▶ _Short problem_:
For the data below, work out how many lines contain the word "justice" and supply only that number.

▶ _Supplied entries_:
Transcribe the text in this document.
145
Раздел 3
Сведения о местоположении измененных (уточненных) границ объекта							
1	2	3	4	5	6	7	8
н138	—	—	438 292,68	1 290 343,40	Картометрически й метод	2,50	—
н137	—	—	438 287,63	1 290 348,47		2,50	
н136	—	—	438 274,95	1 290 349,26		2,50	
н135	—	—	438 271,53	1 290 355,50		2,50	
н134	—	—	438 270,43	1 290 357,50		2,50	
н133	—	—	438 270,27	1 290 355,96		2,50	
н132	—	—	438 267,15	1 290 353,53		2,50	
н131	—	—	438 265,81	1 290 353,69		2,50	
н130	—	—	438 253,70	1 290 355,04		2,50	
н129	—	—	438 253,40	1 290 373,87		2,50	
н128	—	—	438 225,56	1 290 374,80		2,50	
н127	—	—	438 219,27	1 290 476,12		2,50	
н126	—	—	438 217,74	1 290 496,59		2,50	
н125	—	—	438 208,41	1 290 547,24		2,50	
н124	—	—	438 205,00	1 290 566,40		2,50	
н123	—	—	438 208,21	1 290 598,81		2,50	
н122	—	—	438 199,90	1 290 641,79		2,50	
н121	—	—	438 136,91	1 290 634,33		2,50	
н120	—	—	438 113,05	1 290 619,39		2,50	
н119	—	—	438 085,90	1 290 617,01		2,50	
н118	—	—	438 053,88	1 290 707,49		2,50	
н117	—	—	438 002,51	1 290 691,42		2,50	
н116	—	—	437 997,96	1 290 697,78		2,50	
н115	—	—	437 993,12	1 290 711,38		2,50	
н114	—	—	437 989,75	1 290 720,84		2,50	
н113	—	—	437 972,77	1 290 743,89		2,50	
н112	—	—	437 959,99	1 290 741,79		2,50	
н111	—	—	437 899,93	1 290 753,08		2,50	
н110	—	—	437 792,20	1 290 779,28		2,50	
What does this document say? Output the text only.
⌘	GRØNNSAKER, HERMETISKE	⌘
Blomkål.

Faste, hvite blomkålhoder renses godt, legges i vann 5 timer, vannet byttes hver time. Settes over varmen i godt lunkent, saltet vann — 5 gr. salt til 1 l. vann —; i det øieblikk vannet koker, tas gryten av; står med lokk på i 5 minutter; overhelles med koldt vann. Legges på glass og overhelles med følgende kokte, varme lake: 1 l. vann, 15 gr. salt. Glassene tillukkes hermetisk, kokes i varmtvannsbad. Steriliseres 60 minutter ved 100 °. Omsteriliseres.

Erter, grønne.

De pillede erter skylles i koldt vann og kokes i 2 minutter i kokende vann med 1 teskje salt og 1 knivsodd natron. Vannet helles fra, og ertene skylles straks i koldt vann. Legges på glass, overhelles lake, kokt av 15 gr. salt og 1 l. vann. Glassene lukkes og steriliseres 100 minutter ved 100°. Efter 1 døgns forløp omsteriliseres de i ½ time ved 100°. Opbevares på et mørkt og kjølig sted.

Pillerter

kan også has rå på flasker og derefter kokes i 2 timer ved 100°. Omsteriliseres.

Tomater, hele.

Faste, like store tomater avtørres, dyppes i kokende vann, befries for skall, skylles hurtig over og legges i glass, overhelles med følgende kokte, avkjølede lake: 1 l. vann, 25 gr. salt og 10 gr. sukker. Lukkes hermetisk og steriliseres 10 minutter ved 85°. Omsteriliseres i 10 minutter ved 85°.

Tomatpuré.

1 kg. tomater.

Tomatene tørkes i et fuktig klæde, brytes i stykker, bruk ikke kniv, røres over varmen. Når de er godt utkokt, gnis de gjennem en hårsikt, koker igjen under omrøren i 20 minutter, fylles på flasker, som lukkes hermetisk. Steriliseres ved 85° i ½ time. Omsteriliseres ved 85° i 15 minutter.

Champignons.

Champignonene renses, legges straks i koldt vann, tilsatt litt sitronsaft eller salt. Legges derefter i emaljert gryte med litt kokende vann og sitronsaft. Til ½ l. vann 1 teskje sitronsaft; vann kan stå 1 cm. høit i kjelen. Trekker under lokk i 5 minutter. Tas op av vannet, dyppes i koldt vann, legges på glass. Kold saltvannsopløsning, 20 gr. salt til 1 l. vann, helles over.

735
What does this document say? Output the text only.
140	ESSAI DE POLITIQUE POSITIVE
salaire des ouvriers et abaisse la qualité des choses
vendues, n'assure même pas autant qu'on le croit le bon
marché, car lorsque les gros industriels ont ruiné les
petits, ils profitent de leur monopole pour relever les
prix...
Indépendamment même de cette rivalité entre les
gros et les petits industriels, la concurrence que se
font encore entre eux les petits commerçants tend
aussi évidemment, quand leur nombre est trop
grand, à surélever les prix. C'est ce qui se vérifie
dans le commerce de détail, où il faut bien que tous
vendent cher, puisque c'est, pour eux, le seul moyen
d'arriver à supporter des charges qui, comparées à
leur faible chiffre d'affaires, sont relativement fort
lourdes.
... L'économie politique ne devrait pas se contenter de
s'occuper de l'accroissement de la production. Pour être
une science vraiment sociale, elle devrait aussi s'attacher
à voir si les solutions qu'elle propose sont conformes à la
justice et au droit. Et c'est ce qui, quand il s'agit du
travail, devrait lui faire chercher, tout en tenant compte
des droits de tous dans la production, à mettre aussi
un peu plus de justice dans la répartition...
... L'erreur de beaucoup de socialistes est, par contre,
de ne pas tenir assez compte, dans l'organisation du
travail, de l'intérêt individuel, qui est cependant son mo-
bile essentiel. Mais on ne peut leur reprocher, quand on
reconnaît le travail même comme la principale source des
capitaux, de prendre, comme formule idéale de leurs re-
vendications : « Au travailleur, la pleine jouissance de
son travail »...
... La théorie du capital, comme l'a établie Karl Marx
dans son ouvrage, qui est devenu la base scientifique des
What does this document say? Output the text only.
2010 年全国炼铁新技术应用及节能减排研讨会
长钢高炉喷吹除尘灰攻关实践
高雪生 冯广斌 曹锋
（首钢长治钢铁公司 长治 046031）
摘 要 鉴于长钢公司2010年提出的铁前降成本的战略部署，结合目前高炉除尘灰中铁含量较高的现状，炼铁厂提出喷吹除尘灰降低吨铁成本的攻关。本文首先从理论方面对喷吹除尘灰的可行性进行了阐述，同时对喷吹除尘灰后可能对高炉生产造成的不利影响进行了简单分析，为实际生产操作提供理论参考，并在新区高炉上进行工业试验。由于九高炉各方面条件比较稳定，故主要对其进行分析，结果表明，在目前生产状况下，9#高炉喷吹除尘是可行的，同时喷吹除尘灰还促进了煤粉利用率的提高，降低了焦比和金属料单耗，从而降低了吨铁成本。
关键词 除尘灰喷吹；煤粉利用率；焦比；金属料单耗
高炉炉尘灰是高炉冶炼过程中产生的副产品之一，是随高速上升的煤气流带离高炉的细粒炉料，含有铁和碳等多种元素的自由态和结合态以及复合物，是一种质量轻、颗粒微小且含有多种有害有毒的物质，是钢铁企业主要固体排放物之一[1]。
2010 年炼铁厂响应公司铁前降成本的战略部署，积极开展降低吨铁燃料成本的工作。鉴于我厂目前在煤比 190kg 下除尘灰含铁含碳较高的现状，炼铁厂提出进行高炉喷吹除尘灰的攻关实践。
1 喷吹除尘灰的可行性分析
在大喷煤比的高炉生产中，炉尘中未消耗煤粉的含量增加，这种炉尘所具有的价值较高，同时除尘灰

▶ _Output_:
2